Extract each line of the data and write it out again exactly.

## START ENTRIES SUPPLIED

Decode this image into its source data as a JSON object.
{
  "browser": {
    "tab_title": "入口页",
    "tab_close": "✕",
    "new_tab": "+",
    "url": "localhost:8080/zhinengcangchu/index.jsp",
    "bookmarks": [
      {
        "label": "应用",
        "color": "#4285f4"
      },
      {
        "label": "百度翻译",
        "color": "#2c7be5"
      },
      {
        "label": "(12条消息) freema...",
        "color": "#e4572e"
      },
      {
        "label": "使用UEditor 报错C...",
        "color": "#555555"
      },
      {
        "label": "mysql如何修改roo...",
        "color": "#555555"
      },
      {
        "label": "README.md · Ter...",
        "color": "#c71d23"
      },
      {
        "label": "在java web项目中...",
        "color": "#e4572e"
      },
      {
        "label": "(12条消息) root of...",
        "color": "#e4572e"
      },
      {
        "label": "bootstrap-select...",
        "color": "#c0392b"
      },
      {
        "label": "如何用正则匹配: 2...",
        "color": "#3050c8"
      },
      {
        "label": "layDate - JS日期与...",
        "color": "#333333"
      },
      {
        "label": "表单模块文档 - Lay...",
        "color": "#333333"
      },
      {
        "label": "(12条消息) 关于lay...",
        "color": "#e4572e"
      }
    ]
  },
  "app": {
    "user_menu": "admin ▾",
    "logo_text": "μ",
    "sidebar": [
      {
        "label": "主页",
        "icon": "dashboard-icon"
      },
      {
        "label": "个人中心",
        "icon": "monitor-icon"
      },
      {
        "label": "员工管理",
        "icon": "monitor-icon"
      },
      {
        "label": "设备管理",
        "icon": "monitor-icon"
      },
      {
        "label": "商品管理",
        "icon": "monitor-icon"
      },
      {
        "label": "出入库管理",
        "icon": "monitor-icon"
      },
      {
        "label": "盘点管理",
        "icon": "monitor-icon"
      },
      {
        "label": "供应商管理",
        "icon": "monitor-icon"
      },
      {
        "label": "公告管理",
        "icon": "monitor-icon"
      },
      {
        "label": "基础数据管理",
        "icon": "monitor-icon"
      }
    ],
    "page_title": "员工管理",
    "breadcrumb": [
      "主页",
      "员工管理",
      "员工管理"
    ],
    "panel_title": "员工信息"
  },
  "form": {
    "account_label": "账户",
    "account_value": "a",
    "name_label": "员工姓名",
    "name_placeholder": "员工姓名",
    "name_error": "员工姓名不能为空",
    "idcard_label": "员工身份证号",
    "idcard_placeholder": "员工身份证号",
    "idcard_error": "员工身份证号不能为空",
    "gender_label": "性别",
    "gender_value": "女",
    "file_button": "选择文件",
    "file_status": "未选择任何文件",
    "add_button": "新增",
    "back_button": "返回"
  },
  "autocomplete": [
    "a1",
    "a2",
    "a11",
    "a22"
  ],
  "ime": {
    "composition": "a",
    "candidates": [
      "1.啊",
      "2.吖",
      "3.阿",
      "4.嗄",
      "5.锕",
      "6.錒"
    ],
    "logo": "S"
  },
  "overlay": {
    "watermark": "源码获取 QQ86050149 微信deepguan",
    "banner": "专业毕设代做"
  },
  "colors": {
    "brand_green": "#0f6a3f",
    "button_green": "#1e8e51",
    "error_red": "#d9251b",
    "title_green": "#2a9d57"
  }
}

## END ENTRIES SUPPLIED

• _THE RESPONSE_:
Decode this image into its source data as a JSON object.
{
  "browser": {
    "tab_title": "入口页",
    "tab_close": "✕",
    "new_tab": "+",
    "url": "localhost:8080/zhinengcangchu/index.jsp",
    "bookmarks": [
      {
        "label": "应用",
        "color": "#4285f4"
      },
      {
        "label": "百度翻译",
        "color": "#2c7be5"
      },
      {
        "label": "(12条消息) freema...",
        "color": "#e4572e"
      },
      {
        "label": "使用UEditor 报错C...",
        "color": "#555555"
      },
      {
        "label": "mysql如何修改roo...",
        "color": "#555555"
      },
      {
        "label": "README.md · Ter...",
        "color": "#c71d23"
      },
      {
        "label": "在java web项目中...",
        "color": "#e4572e"
      },
      {
        "label": "(12条消息) root of...",
        "color": "#e4572e"
      },
      {
        "label": "bootstrap-select...",
        "color": "#c0392b"
      },
      {
        "label": "如何用正则匹配: 2...",
        "color": "#3050c8"
      },
      {
        "label": "layDate - JS日期与...",
        "color": "#333333"
      },
      {
        "label": "表单模块文档 - Lay...",
        "color": "#333333"
      },
      {
        "label": "(12条消息) 关于lay...",
        "color": "#e4572e"
      }
    ]
  },
  "app": {
    "user_menu": "admin ▾",
    "logo_text": "μ",
    "sidebar": [
      {
        "label": "主页",
        "icon": "dashboard-icon"
      },
      {
        "label": "个人中心",
        "icon": "monitor-icon"
      },
      {
        "label": "员工管理",
        "icon": "monitor-icon"
      },
      {
        "label": "设备管理",
        "icon": "monitor-icon"
      },
      {
        "label": "商品管理",
        "icon": "monitor-icon"
      },
      {
        "label": "出入库管理",
        "icon": "monitor-icon"
      },
      {
        "label": "盘点管理",
        "icon": "monitor-icon"
      },
      {
        "label": "供应商管理",
        "icon": "monitor-icon"
      },
      {
        "label": "公告管理",
        "icon": "monitor-icon"
      },
      {
        "label": "基础数据管理",
        "icon": "monitor-icon"
      }
    ],
    "page_title": "员工管理",
    "breadcrumb": [
      "主页",
      "员工管理",
      "员工管理"
    ],
    "panel_title": "员工信息"
  },
  "form": {
    "account_label": "账户",
    "account_value": "a",
    "name_label": "员工姓名",
    "name_placeholder": "员工姓名",
    "name_error": "员工姓名不能为空",
    "idcard_label": "员工身份证号",
    "idcard_placeholder": "员工身份证号",
    "idcard_error": "员工身份证号不能为空",
    "gender_label": "性别",
    "gender_value": "女",
    "file_button": "选择文件",
    "file_status": "未选择任何文件",
    "add_button": "新增",
    "back_button": "返回"
  },
  "autocomplete": [
    "a1",
    "a2",
    "a11",
    "a22"
  ],
  "ime": {
    "composition": "a",
    "candidates": [
      "1.啊",
      "2.吖",
      "3.阿",
      "4.嗄",
      "5.锕",
      "6.錒"
    ],
    "logo": "S"
  },
  "overlay": {
    "watermark": "源码获取 QQ86050149 微信deepguan",
    "banner": "专业毕设代做"
  },
  "colors": {
    "brand_green": "#0f6a3f",
    "button_green": "#1e8e51",
    "error_red": "#d9251b",
    "title_green": "#2a9d57"
  }
}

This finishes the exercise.